→ **Exercise task**
Send back all the data below, exactly as given.

== == ==

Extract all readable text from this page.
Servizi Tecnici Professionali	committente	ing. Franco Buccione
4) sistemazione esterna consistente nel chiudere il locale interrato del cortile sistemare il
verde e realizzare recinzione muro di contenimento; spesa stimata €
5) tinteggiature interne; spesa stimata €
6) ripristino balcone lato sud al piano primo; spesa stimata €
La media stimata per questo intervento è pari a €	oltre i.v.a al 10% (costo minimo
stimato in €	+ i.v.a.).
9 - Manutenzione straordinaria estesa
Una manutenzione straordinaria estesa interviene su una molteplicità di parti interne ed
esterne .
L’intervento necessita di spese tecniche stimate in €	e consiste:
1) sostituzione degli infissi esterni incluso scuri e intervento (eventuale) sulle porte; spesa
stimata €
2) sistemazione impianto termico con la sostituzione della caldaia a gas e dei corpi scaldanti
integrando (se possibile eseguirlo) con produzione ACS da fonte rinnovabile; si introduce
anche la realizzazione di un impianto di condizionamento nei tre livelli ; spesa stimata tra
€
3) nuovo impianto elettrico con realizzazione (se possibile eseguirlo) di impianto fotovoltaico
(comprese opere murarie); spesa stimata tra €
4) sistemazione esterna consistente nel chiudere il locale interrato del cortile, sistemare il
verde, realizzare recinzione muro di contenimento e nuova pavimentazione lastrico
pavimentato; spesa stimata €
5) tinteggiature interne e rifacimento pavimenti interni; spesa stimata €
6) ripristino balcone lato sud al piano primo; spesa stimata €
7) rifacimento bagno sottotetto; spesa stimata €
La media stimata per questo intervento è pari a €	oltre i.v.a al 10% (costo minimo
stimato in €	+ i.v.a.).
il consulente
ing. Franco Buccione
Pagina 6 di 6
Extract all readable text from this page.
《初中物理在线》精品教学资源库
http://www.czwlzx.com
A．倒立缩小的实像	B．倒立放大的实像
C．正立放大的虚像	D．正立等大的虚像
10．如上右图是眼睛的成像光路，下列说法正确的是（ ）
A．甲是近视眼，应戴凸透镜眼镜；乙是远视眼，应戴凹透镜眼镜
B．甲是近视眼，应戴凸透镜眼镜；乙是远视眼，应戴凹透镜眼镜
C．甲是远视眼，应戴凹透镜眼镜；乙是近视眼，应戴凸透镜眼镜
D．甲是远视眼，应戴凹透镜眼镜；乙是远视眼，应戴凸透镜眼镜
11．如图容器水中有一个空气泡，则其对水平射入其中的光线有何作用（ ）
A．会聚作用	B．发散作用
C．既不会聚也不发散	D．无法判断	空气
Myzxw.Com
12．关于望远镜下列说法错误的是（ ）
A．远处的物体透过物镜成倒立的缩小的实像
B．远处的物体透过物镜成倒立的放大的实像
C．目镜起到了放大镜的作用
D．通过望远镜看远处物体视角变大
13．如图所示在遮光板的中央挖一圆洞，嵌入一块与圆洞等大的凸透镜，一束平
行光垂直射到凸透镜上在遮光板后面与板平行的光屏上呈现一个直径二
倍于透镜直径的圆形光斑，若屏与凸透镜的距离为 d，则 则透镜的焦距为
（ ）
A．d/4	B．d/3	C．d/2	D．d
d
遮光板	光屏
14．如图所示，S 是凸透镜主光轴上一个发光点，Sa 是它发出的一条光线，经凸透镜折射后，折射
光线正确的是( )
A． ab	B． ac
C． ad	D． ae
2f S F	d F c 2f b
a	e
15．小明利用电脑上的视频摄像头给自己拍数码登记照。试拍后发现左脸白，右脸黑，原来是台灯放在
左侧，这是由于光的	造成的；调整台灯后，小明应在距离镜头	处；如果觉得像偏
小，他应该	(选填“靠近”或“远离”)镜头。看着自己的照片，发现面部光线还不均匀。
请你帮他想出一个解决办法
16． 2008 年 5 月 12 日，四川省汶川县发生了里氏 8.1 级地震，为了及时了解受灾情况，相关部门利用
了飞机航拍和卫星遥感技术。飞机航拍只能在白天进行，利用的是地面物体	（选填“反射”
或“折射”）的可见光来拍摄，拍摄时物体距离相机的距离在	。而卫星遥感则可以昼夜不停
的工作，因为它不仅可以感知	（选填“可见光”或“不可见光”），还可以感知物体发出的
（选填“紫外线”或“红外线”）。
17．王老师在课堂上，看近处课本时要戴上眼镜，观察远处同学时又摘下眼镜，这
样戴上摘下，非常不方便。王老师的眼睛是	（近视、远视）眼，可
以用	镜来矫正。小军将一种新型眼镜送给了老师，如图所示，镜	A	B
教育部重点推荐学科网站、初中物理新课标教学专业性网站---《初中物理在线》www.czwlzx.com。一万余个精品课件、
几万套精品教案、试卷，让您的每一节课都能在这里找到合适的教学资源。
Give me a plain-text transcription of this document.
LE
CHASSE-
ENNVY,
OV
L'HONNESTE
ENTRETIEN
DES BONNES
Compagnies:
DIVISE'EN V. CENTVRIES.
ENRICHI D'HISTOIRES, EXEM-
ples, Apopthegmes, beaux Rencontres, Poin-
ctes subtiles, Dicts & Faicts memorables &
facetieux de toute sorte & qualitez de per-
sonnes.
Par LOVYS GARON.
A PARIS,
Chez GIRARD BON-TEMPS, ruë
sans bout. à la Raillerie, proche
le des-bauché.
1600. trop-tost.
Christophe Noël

== == ==

→ **Answer below**
Extract all readable text from this page.
Servizi Tecnici Professionali	committente	ing. Franco Buccione
4) sistemazione esterna consistente nel chiudere il locale interrato del cortile sistemare il
verde e realizzare recinzione muro di contenimento; spesa stimata €
5) tinteggiature interne; spesa stimata €
6) ripristino balcone lato sud al piano primo; spesa stimata €
La media stimata per questo intervento è pari a €	oltre i.v.a al 10% (costo minimo
stimato in €	+ i.v.a.).
9 - Manutenzione straordinaria estesa
Una manutenzione straordinaria estesa interviene su una molteplicità di parti interne ed
esterne .
L’intervento necessita di spese tecniche stimate in €	e consiste:
1) sostituzione degli infissi esterni incluso scuri e intervento (eventuale) sulle porte; spesa
stimata €
2) sistemazione impianto termico con la sostituzione della caldaia a gas e dei corpi scaldanti
integrando (se possibile eseguirlo) con produzione ACS da fonte rinnovabile; si introduce
anche la realizzazione di un impianto di condizionamento nei tre livelli ; spesa stimata tra
€
3) nuovo impianto elettrico con realizzazione (se possibile eseguirlo) di impianto fotovoltaico
(comprese opere murarie); spesa stimata tra €
4) sistemazione esterna consistente nel chiudere il locale interrato del cortile, sistemare il
verde, realizzare recinzione muro di contenimento e nuova pavimentazione lastrico
pavimentato; spesa stimata €
5) tinteggiature interne e rifacimento pavimenti interni; spesa stimata €
6) ripristino balcone lato sud al piano primo; spesa stimata €
7) rifacimento bagno sottotetto; spesa stimata €
La media stimata per questo intervento è pari a €	oltre i.v.a al 10% (costo minimo
stimato in €	+ i.v.a.).
il consulente
ing. Franco Buccione
Pagina 6 di 6
Extract all readable text from this page.
《初中物理在线》精品教学资源库
http://www.czwlzx.com
A．倒立缩小的实像	B．倒立放大的实像
C．正立放大的虚像	D．正立等大的虚像
10．如上右图是眼睛的成像光路，下列说法正确的是（ ）
A．甲是近视眼，应戴凸透镜眼镜；乙是远视眼，应戴凹透镜眼镜
B．甲是近视眼，应戴凸透镜眼镜；乙是远视眼，应戴凹透镜眼镜
C．甲是远视眼，应戴凹透镜眼镜；乙是近视眼，应戴凸透镜眼镜
D．甲是远视眼，应戴凹透镜眼镜；乙是远视眼，应戴凸透镜眼镜
11．如图容器水中有一个空气泡，则其对水平射入其中的光线有何作用（ ）
A．会聚作用	B．发散作用
C．既不会聚也不发散	D．无法判断	空气
Myzxw.Com
12．关于望远镜下列说法错误的是（ ）
A．远处的物体透过物镜成倒立的缩小的实像
B．远处的物体透过物镜成倒立的放大的实像
C．目镜起到了放大镜的作用
D．通过望远镜看远处物体视角变大
13．如图所示在遮光板的中央挖一圆洞，嵌入一块与圆洞等大的凸透镜，一束平
行光垂直射到凸透镜上在遮光板后面与板平行的光屏上呈现一个直径二
倍于透镜直径的圆形光斑，若屏与凸透镜的距离为 d，则 则透镜的焦距为
（ ）
A．d/4	B．d/3	C．d/2	D．d
d
遮光板	光屏
14．如图所示，S 是凸透镜主光轴上一个发光点，Sa 是它发出的一条光线，经凸透镜折射后，折射
光线正确的是( )
A． ab	B． ac
C． ad	D． ae
2f S F	d F c 2f b
a	e
15．小明利用电脑上的视频摄像头给自己拍数码登记照。试拍后发现左脸白，右脸黑，原来是台灯放在
左侧，这是由于光的	造成的；调整台灯后，小明应在距离镜头	处；如果觉得像偏
小，他应该	(选填“靠近”或“远离”)镜头。看着自己的照片，发现面部光线还不均匀。
请你帮他想出一个解决办法
16． 2008 年 5 月 12 日，四川省汶川县发生了里氏 8.1 级地震，为了及时了解受灾情况，相关部门利用
了飞机航拍和卫星遥感技术。飞机航拍只能在白天进行，利用的是地面物体	（选填“反射”
或“折射”）的可见光来拍摄，拍摄时物体距离相机的距离在	。而卫星遥感则可以昼夜不停
的工作，因为它不仅可以感知	（选填“可见光”或“不可见光”），还可以感知物体发出的
（选填“紫外线”或“红外线”）。
17．王老师在课堂上，看近处课本时要戴上眼镜，观察远处同学时又摘下眼镜，这
样戴上摘下，非常不方便。王老师的眼睛是	（近视、远视）眼，可
以用	镜来矫正。小军将一种新型眼镜送给了老师，如图所示，镜	A	B
教育部重点推荐学科网站、初中物理新课标教学专业性网站---《初中物理在线》www.czwlzx.com。一万余个精品课件、
几万套精品教案、试卷，让您的每一节课都能在这里找到合适的教学资源。
Give me a plain-text transcription of this document.
LE
CHASSE-
ENNVY,
OV
L'HONNESTE
ENTRETIEN
DES BONNES
Compagnies:
DIVISE'EN V. CENTVRIES.
ENRICHI D'HISTOIRES, EXEM-
ples, Apopthegmes, beaux Rencontres, Poin-
ctes subtiles, Dicts & Faicts memorables &
facetieux de toute sorte & qualitez de per-
sonnes.
Par LOVYS GARON.
A PARIS,
Chez GIRARD BON-TEMPS, ruë
sans bout. à la Raillerie, proche
le des-bauché.
1600. trop-tost.
Christophe Noël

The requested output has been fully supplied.